Exercise details
Below you will find a set of lines. Repeat them all exactly.

┄┄┄┄┄┄┄┄┄┄

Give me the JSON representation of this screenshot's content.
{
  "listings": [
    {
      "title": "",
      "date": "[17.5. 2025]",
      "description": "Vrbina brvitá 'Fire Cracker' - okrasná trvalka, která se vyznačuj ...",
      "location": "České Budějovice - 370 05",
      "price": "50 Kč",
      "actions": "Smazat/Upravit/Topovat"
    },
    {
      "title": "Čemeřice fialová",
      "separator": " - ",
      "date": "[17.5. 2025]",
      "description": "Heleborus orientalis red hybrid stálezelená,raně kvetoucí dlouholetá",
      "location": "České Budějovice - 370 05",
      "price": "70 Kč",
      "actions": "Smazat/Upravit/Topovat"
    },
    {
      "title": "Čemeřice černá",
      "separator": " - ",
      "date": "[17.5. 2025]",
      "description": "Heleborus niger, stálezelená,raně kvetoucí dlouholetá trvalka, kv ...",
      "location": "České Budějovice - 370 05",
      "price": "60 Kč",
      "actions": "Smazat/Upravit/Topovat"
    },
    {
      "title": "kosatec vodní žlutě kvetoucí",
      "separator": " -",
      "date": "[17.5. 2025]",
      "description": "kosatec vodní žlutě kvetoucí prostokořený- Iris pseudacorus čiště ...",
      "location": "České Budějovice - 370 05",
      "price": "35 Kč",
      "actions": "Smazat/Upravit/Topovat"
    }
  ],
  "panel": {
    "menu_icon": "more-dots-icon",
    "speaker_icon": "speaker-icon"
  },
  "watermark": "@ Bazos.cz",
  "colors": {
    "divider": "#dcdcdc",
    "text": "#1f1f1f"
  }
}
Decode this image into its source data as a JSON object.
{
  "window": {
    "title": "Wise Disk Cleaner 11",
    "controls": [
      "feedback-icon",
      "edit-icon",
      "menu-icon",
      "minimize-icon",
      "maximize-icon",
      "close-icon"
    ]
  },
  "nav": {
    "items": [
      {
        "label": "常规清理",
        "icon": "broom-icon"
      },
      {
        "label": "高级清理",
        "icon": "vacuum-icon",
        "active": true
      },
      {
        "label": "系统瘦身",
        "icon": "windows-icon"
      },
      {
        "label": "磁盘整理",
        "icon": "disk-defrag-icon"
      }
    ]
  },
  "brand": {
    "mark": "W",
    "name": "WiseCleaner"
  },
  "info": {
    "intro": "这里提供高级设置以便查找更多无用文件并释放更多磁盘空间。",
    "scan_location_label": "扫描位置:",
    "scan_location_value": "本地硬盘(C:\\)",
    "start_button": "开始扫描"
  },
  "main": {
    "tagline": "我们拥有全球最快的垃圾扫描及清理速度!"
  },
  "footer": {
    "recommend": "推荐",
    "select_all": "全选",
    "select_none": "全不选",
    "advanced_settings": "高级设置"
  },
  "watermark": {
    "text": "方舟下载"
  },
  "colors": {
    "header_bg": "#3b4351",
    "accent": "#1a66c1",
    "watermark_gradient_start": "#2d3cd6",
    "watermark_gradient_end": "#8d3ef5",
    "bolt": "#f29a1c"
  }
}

┄┄┄┄┄┄┄┄┄┄

Final answer
Give me the JSON representation of this screenshot's content.
{
  "listings": [
    {
      "title": "",
      "date": "[17.5. 2025]",
      "description": "Vrbina brvitá 'Fire Cracker' - okrasná trvalka, která se vyznačuj ...",
      "location": "České Budějovice - 370 05",
      "price": "50 Kč",
      "actions": "Smazat/Upravit/Topovat"
    },
    {
      "title": "Čemeřice fialová",
      "separator": " - ",
      "date": "[17.5. 2025]",
      "description": "Heleborus orientalis red hybrid stálezelená,raně kvetoucí dlouholetá",
      "location": "České Budějovice - 370 05",
      "price": "70 Kč",
      "actions": "Smazat/Upravit/Topovat"
    },
    {
      "title": "Čemeřice černá",
      "separator": " - ",
      "date": "[17.5. 2025]",
      "description": "Heleborus niger, stálezelená,raně kvetoucí dlouholetá trvalka, kv ...",
      "location": "České Budějovice - 370 05",
      "price": "60 Kč",
      "actions": "Smazat/Upravit/Topovat"
    },
    {
      "title": "kosatec vodní žlutě kvetoucí",
      "separator": " -",
      "date": "[17.5. 2025]",
      "description": "kosatec vodní žlutě kvetoucí prostokořený- Iris pseudacorus čiště ...",
      "location": "České Budějovice - 370 05",
      "price": "35 Kč",
      "actions": "Smazat/Upravit/Topovat"
    }
  ],
  "panel": {
    "menu_icon": "more-dots-icon",
    "speaker_icon": "speaker-icon"
  },
  "watermark": "@ Bazos.cz",
  "colors": {
    "divider": "#dcdcdc",
    "text": "#1f1f1f"
  }
}
Decode this image into its source data as a JSON object.
{
  "window": {
    "title": "Wise Disk Cleaner 11",
    "controls": [
      "feedback-icon",
      "edit-icon",
      "menu-icon",
      "minimize-icon",
      "maximize-icon",
      "close-icon"
    ]
  },
  "nav": {
    "items": [
      {
        "label": "常规清理",
        "icon": "broom-icon"
      },
      {
        "label": "高级清理",
        "icon": "vacuum-icon",
        "active": true
      },
      {
        "label": "系统瘦身",
        "icon": "windows-icon"
      },
      {
        "label": "磁盘整理",
        "icon": "disk-defrag-icon"
      }
    ]
  },
  "brand": {
    "mark": "W",
    "name": "WiseCleaner"
  },
  "info": {
    "intro": "这里提供高级设置以便查找更多无用文件并释放更多磁盘空间。",
    "scan_location_label": "扫描位置:",
    "scan_location_value": "本地硬盘(C:\\)",
    "start_button": "开始扫描"
  },
  "main": {
    "tagline": "我们拥有全球最快的垃圾扫描及清理速度!"
  },
  "footer": {
    "recommend": "推荐",
    "select_all": "全选",
    "select_none": "全不选",
    "advanced_settings": "高级设置"
  },
  "watermark": {
    "text": "方舟下载"
  },
  "colors": {
    "header_bg": "#3b4351",
    "accent": "#1a66c1",
    "watermark_gradient_start": "#2d3cd6",
    "watermark_gradient_end": "#8d3ef5",
    "bolt": "#f29a1c"
  }
}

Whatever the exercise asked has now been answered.